* **EXERCISE OBJECTIVE**
Restate the listing below word for word, omitting any images.

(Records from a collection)
=====
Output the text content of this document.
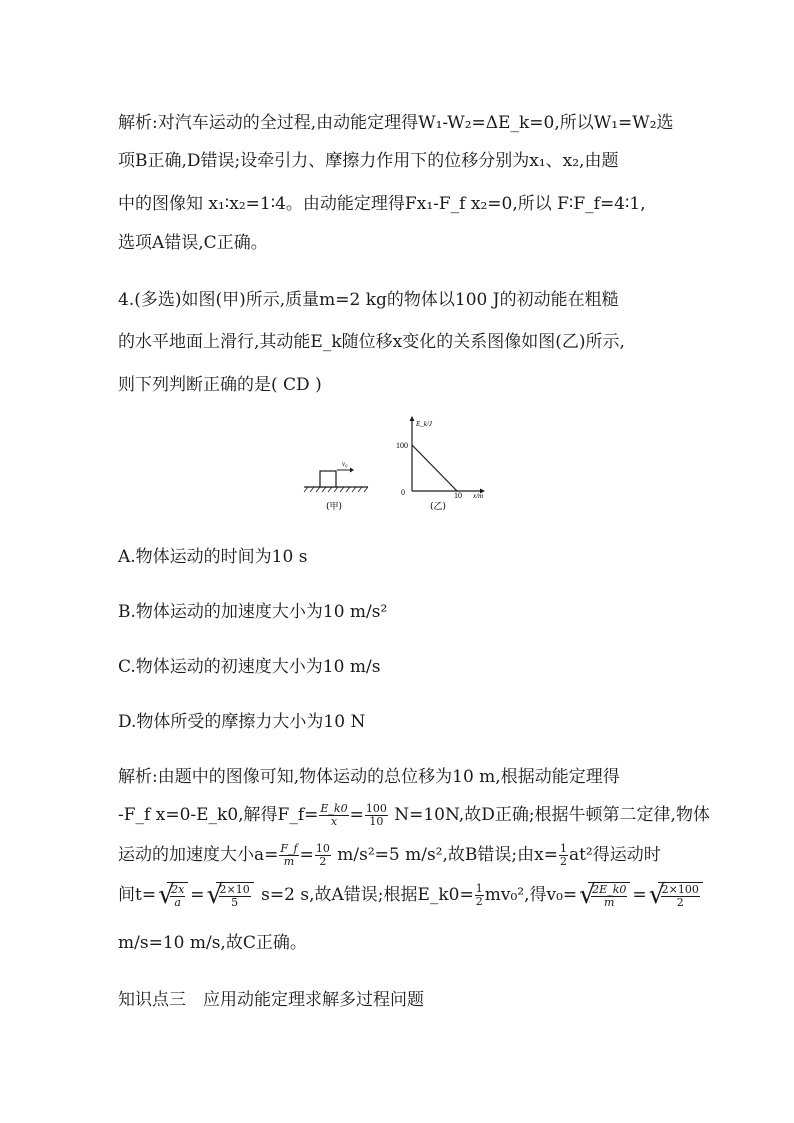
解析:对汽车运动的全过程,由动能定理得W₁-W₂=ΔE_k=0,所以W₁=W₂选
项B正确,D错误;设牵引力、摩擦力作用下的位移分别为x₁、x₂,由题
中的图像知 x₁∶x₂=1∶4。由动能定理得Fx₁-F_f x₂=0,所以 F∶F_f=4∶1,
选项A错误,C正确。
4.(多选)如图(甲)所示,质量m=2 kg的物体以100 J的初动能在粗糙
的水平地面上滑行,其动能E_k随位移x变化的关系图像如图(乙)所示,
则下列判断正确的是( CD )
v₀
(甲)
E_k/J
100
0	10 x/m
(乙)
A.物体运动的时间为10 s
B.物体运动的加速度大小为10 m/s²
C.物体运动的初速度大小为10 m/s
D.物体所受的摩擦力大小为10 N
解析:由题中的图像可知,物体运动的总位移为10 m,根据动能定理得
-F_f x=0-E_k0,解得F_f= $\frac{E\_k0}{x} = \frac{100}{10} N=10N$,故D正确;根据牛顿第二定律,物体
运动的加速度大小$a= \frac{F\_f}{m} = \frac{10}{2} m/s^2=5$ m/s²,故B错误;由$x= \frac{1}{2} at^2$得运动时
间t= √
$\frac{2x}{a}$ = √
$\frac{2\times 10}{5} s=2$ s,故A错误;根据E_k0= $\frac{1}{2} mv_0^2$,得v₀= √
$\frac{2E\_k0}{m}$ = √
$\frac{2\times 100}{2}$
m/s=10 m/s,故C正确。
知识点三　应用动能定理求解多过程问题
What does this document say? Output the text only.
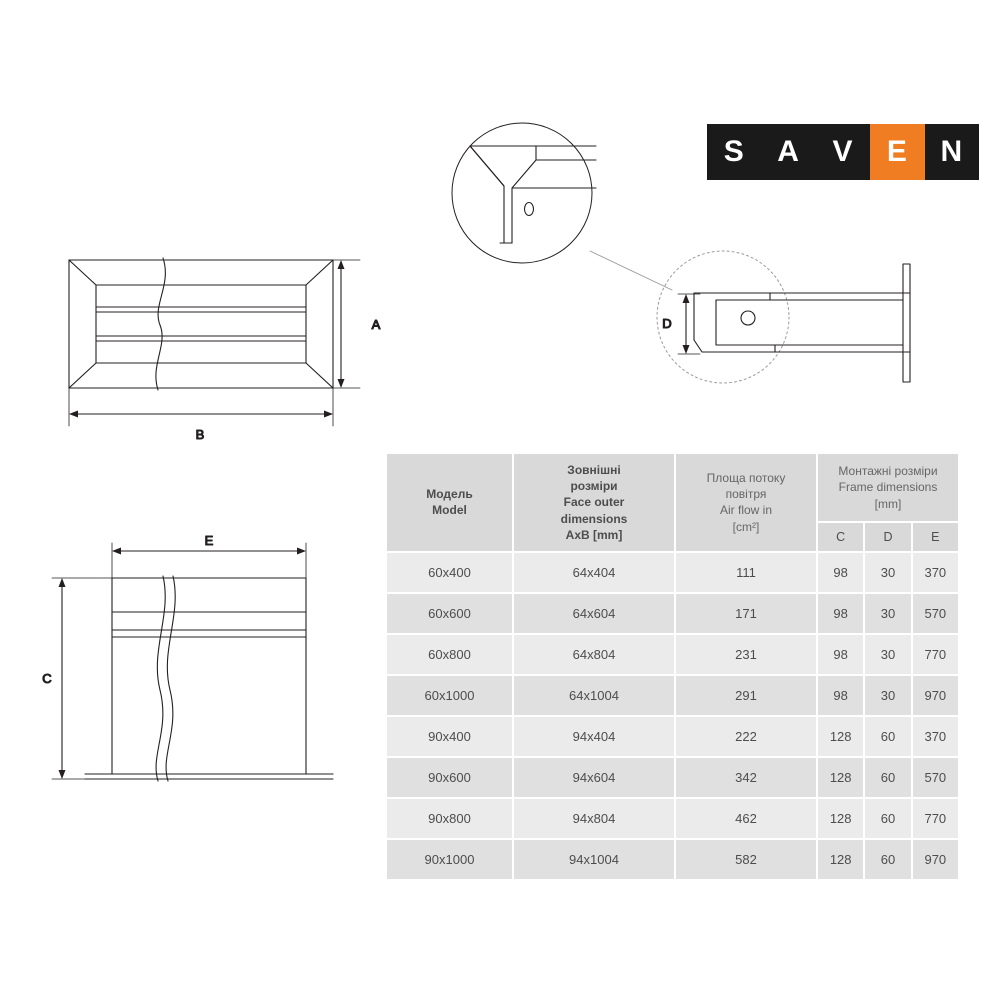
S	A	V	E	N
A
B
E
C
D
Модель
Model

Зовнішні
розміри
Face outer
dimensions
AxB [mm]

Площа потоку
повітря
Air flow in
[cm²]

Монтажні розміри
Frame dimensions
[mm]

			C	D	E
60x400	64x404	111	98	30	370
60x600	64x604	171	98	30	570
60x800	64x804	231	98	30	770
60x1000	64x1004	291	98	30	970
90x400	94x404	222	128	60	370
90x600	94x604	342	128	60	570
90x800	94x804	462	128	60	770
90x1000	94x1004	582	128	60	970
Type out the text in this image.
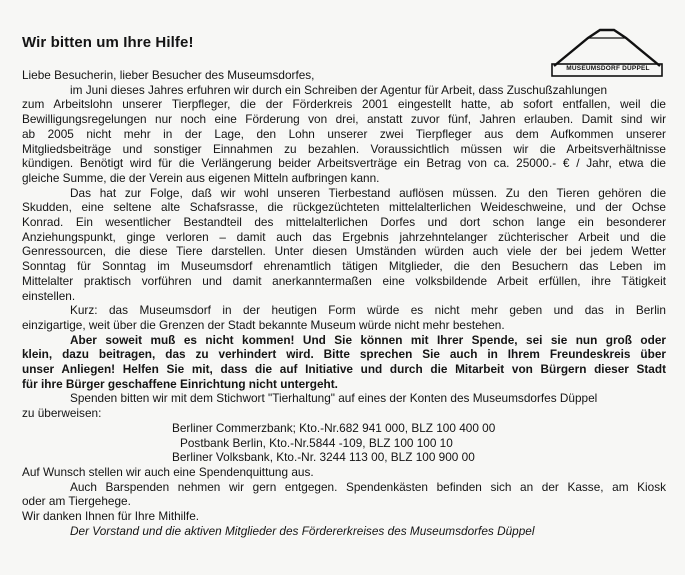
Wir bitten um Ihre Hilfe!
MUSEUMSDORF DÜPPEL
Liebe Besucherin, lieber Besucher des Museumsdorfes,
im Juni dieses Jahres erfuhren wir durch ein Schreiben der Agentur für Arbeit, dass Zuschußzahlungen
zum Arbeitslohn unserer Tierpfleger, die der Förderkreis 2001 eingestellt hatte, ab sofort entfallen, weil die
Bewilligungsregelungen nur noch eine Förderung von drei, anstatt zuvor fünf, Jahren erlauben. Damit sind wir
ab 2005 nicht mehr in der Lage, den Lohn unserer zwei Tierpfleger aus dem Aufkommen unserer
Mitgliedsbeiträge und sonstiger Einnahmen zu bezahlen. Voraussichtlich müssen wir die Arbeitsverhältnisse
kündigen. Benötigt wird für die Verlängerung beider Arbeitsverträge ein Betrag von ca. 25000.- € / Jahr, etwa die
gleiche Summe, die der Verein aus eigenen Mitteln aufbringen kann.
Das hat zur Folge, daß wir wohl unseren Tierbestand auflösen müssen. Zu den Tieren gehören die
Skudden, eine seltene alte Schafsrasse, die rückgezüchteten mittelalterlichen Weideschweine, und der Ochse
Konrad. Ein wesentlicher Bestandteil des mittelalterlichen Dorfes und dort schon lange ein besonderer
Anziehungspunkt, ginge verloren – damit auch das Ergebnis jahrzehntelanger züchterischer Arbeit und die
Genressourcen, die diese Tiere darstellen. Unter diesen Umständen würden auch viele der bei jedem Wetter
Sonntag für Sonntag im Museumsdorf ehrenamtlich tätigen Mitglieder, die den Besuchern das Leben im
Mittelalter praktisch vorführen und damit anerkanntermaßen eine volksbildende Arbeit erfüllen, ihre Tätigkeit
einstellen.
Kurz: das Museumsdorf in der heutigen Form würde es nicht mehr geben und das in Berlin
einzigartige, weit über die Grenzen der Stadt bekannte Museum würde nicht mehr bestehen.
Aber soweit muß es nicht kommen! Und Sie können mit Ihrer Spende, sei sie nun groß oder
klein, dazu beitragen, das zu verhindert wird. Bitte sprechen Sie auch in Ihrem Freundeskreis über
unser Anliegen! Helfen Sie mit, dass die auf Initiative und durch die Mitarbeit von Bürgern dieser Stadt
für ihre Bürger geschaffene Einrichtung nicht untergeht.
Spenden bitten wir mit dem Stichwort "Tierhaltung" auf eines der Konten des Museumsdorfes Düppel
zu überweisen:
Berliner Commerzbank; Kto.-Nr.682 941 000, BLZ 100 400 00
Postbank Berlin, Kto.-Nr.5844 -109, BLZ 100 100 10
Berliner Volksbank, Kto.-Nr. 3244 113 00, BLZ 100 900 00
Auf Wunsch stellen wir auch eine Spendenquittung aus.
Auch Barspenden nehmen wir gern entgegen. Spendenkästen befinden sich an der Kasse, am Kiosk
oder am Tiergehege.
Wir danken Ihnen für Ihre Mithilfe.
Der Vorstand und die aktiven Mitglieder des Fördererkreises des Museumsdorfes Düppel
=====
* **RIGHT ANSWER**
Output the text content of this document.
解析:对汽车运动的全过程,由动能定理得W₁-W₂=ΔE_k=0,所以W₁=W₂选
项B正确,D错误;设牵引力、摩擦力作用下的位移分别为x₁、x₂,由题
中的图像知 x₁∶x₂=1∶4。由动能定理得Fx₁-F_f x₂=0,所以 F∶F_f=4∶1,
选项A错误,C正确。
4.(多选)如图(甲)所示,质量m=2 kg的物体以100 J的初动能在粗糙
的水平地面上滑行,其动能E_k随位移x变化的关系图像如图(乙)所示,
则下列判断正确的是( CD )
v₀
(甲)
E_k/J
100
0	10 x/m
(乙)
A.物体运动的时间为10 s
B.物体运动的加速度大小为10 m/s²
C.物体运动的初速度大小为10 m/s
D.物体所受的摩擦力大小为10 N
解析:由题中的图像可知,物体运动的总位移为10 m,根据动能定理得
-F_f x=0-E_k0,解得F_f= $\frac{E\_k0}{x} = \frac{100}{10} N=10N$,故D正确;根据牛顿第二定律,物体
运动的加速度大小$a= \frac{F\_f}{m} = \frac{10}{2} m/s^2=5$ m/s²,故B错误;由$x= \frac{1}{2} at^2$得运动时
间t= √
$\frac{2x}{a}$ = √
$\frac{2\times 10}{5} s=2$ s,故A错误;根据E_k0= $\frac{1}{2} mv_0^2$,得v₀= √
$\frac{2E\_k0}{m}$ = √
$\frac{2\times 100}{2}$
m/s=10 m/s,故C正确。
知识点三　应用动能定理求解多过程问题
What does this document say? Output the text only.
S	A	V	E	N
A
B
E
C
D
Модель
Model

Зовнішні
розміри
Face outer
dimensions
AxB [mm]

Площа потоку
повітря
Air flow in
[cm²]

Монтажні розміри
Frame dimensions
[mm]

			C	D	E
60x400	64x404	111	98	30	370
60x600	64x604	171	98	30	570
60x800	64x804	231	98	30	770
60x1000	64x1004	291	98	30	970
90x400	94x404	222	128	60	370
90x600	94x604	342	128	60	570
90x800	94x804	462	128	60	770
90x1000	94x1004	582	128	60	970
Type out the text in this image.
Wir bitten um Ihre Hilfe!
MUSEUMSDORF DÜPPEL
Liebe Besucherin, lieber Besucher des Museumsdorfes,
im Juni dieses Jahres erfuhren wir durch ein Schreiben der Agentur für Arbeit, dass Zuschußzahlungen
zum Arbeitslohn unserer Tierpfleger, die der Förderkreis 2001 eingestellt hatte, ab sofort entfallen, weil die
Bewilligungsregelungen nur noch eine Förderung von drei, anstatt zuvor fünf, Jahren erlauben. Damit sind wir
ab 2005 nicht mehr in der Lage, den Lohn unserer zwei Tierpfleger aus dem Aufkommen unserer
Mitgliedsbeiträge und sonstiger Einnahmen zu bezahlen. Voraussichtlich müssen wir die Arbeitsverhältnisse
kündigen. Benötigt wird für die Verlängerung beider Arbeitsverträge ein Betrag von ca. 25000.- € / Jahr, etwa die
gleiche Summe, die der Verein aus eigenen Mitteln aufbringen kann.
Das hat zur Folge, daß wir wohl unseren Tierbestand auflösen müssen. Zu den Tieren gehören die
Skudden, eine seltene alte Schafsrasse, die rückgezüchteten mittelalterlichen Weideschweine, und der Ochse
Konrad. Ein wesentlicher Bestandteil des mittelalterlichen Dorfes und dort schon lange ein besonderer
Anziehungspunkt, ginge verloren – damit auch das Ergebnis jahrzehntelanger züchterischer Arbeit und die
Genressourcen, die diese Tiere darstellen. Unter diesen Umständen würden auch viele der bei jedem Wetter
Sonntag für Sonntag im Museumsdorf ehrenamtlich tätigen Mitglieder, die den Besuchern das Leben im
Mittelalter praktisch vorführen und damit anerkanntermaßen eine volksbildende Arbeit erfüllen, ihre Tätigkeit
einstellen.
Kurz: das Museumsdorf in der heutigen Form würde es nicht mehr geben und das in Berlin
einzigartige, weit über die Grenzen der Stadt bekannte Museum würde nicht mehr bestehen.
Aber soweit muß es nicht kommen! Und Sie können mit Ihrer Spende, sei sie nun groß oder
klein, dazu beitragen, das zu verhindert wird. Bitte sprechen Sie auch in Ihrem Freundeskreis über
unser Anliegen! Helfen Sie mit, dass die auf Initiative und durch die Mitarbeit von Bürgern dieser Stadt
für ihre Bürger geschaffene Einrichtung nicht untergeht.
Spenden bitten wir mit dem Stichwort "Tierhaltung" auf eines der Konten des Museumsdorfes Düppel
zu überweisen:
Berliner Commerzbank; Kto.-Nr.682 941 000, BLZ 100 400 00
Postbank Berlin, Kto.-Nr.5844 -109, BLZ 100 100 10
Berliner Volksbank, Kto.-Nr. 3244 113 00, BLZ 100 900 00
Auf Wunsch stellen wir auch eine Spendenquittung aus.
Auch Barspenden nehmen wir gern entgegen. Spendenkästen befinden sich an der Kasse, am Kiosk
oder am Tiergehege.
Wir danken Ihnen für Ihre Mithilfe.
Der Vorstand und die aktiven Mitglieder des Fördererkreises des Museumsdorfes Düppel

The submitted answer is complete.